- PROBLEM DETAILS -
Go through the material below, find each line with the word "Consultas", and copy those lines.

----

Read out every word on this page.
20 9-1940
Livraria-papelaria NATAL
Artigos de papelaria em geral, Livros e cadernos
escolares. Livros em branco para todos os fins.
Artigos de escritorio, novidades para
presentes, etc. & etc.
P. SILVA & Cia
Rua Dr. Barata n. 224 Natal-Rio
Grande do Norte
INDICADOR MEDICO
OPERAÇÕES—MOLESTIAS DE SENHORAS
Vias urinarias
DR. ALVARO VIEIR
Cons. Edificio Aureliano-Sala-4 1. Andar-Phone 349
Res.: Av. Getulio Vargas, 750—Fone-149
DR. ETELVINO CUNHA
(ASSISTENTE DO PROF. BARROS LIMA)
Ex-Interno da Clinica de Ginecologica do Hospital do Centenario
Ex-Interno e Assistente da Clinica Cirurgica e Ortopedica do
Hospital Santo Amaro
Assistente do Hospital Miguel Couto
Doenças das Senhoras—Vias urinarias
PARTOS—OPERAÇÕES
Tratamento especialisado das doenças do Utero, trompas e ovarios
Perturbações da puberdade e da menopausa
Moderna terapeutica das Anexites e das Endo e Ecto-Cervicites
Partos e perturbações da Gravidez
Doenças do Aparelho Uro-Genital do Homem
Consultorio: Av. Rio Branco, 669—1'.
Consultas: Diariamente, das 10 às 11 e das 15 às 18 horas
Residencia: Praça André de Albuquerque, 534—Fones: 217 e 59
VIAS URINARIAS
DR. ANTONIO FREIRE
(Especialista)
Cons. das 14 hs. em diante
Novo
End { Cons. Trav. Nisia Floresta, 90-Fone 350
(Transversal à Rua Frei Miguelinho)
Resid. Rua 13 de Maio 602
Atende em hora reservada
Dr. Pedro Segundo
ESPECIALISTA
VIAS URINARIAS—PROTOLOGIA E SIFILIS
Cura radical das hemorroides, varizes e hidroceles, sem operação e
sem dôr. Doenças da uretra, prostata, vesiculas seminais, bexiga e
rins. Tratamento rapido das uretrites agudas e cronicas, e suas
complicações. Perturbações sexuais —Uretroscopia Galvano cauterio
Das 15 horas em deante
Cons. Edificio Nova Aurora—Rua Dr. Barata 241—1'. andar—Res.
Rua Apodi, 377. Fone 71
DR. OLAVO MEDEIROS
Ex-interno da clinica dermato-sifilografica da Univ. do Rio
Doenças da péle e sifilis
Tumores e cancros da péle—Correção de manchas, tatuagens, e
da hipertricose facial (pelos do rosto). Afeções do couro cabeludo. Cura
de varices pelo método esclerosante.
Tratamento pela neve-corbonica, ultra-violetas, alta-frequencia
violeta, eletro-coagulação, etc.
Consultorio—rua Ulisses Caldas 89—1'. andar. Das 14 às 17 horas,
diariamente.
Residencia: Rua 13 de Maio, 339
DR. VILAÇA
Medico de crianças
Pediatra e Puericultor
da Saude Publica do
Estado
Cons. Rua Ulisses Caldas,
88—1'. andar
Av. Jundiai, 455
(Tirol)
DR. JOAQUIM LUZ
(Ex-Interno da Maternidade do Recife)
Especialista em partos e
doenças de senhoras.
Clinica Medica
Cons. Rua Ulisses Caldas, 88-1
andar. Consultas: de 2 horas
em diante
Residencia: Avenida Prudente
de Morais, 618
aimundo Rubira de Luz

----

- WRITTEN REPLY -
Consultas: Diariamente, das 10 às 11 e das 15 às 18 horas
andar. Consultas: de 2 horas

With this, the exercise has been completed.